■ PROBLEM REQUIREMENTS ■
Output every line below without omitting or altering anything.

■ Dataset rows ■
........

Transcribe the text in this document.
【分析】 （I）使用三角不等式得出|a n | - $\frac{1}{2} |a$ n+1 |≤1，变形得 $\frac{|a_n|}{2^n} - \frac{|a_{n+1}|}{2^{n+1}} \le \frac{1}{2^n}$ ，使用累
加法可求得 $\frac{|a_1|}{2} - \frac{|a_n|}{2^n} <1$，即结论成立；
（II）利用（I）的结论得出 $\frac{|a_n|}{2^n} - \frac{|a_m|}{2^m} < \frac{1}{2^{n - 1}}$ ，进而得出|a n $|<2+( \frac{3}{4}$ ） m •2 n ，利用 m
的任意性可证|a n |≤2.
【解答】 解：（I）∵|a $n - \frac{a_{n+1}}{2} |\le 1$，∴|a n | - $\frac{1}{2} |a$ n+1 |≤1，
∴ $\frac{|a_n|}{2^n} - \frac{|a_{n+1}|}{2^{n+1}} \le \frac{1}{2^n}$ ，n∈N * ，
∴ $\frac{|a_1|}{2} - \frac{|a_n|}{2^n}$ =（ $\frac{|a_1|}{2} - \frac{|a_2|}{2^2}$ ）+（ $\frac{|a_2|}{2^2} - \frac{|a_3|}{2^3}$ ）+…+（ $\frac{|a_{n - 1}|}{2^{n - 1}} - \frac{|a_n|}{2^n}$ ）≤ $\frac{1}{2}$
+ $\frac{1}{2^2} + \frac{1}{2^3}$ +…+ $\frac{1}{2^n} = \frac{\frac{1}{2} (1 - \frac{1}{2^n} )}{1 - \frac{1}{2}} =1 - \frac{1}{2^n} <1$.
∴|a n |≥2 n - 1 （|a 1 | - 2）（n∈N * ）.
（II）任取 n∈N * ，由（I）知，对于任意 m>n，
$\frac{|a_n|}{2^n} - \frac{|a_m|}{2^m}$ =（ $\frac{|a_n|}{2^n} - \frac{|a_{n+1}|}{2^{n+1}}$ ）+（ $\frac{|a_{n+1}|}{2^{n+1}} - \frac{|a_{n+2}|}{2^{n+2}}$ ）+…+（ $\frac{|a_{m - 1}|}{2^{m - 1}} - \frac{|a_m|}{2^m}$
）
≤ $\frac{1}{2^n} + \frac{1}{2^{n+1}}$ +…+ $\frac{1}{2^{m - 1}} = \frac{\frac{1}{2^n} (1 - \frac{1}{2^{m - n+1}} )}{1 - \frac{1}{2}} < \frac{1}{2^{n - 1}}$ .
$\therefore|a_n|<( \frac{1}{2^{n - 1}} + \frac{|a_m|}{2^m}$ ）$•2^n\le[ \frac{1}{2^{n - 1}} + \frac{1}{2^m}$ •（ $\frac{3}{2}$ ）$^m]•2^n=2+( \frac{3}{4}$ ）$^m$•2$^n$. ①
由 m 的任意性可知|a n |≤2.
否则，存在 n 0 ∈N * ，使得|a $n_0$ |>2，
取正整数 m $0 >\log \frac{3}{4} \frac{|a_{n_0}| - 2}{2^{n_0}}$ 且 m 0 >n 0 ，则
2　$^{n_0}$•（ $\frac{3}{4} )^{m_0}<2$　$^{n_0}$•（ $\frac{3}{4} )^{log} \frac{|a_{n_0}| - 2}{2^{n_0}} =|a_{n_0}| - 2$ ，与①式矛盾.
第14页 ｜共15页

........

■ FULL SOLUTION ■
Transcribe the text in this document.
【分析】 （I）使用三角不等式得出|a n | - $\frac{1}{2} |a$ n+1 |≤1，变形得 $\frac{|a_n|}{2^n} - \frac{|a_{n+1}|}{2^{n+1}} \le \frac{1}{2^n}$ ，使用累
加法可求得 $\frac{|a_1|}{2} - \frac{|a_n|}{2^n} <1$，即结论成立；
（II）利用（I）的结论得出 $\frac{|a_n|}{2^n} - \frac{|a_m|}{2^m} < \frac{1}{2^{n - 1}}$ ，进而得出|a n $|<2+( \frac{3}{4}$ ） m •2 n ，利用 m
的任意性可证|a n |≤2.
【解答】 解：（I）∵|a $n - \frac{a_{n+1}}{2} |\le 1$，∴|a n | - $\frac{1}{2} |a$ n+1 |≤1，
∴ $\frac{|a_n|}{2^n} - \frac{|a_{n+1}|}{2^{n+1}} \le \frac{1}{2^n}$ ，n∈N * ，
∴ $\frac{|a_1|}{2} - \frac{|a_n|}{2^n}$ =（ $\frac{|a_1|}{2} - \frac{|a_2|}{2^2}$ ）+（ $\frac{|a_2|}{2^2} - \frac{|a_3|}{2^3}$ ）+…+（ $\frac{|a_{n - 1}|}{2^{n - 1}} - \frac{|a_n|}{2^n}$ ）≤ $\frac{1}{2}$
+ $\frac{1}{2^2} + \frac{1}{2^3}$ +…+ $\frac{1}{2^n} = \frac{\frac{1}{2} (1 - \frac{1}{2^n} )}{1 - \frac{1}{2}} =1 - \frac{1}{2^n} <1$.
∴|a n |≥2 n - 1 （|a 1 | - 2）（n∈N * ）.
（II）任取 n∈N * ，由（I）知，对于任意 m>n，
$\frac{|a_n|}{2^n} - \frac{|a_m|}{2^m}$ =（ $\frac{|a_n|}{2^n} - \frac{|a_{n+1}|}{2^{n+1}}$ ）+（ $\frac{|a_{n+1}|}{2^{n+1}} - \frac{|a_{n+2}|}{2^{n+2}}$ ）+…+（ $\frac{|a_{m - 1}|}{2^{m - 1}} - \frac{|a_m|}{2^m}$
）
≤ $\frac{1}{2^n} + \frac{1}{2^{n+1}}$ +…+ $\frac{1}{2^{m - 1}} = \frac{\frac{1}{2^n} (1 - \frac{1}{2^{m - n+1}} )}{1 - \frac{1}{2}} < \frac{1}{2^{n - 1}}$ .
$\therefore|a_n|<( \frac{1}{2^{n - 1}} + \frac{|a_m|}{2^m}$ ）$•2^n\le[ \frac{1}{2^{n - 1}} + \frac{1}{2^m}$ •（ $\frac{3}{2}$ ）$^m]•2^n=2+( \frac{3}{4}$ ）$^m$•2$^n$. ①
由 m 的任意性可知|a n |≤2.
否则，存在 n 0 ∈N * ，使得|a $n_0$ |>2，
取正整数 m $0 >\log \frac{3}{4} \frac{|a_{n_0}| - 2}{2^{n_0}}$ 且 m 0 >n 0 ，则
2　$^{n_0}$•（ $\frac{3}{4} )^{m_0}<2$　$^{n_0}$•（ $\frac{3}{4} )^{log} \frac{|a_{n_0}| - 2}{2^{n_0}} =|a_{n_0}| - 2$ ，与①式矛盾.
第14页 ｜共15页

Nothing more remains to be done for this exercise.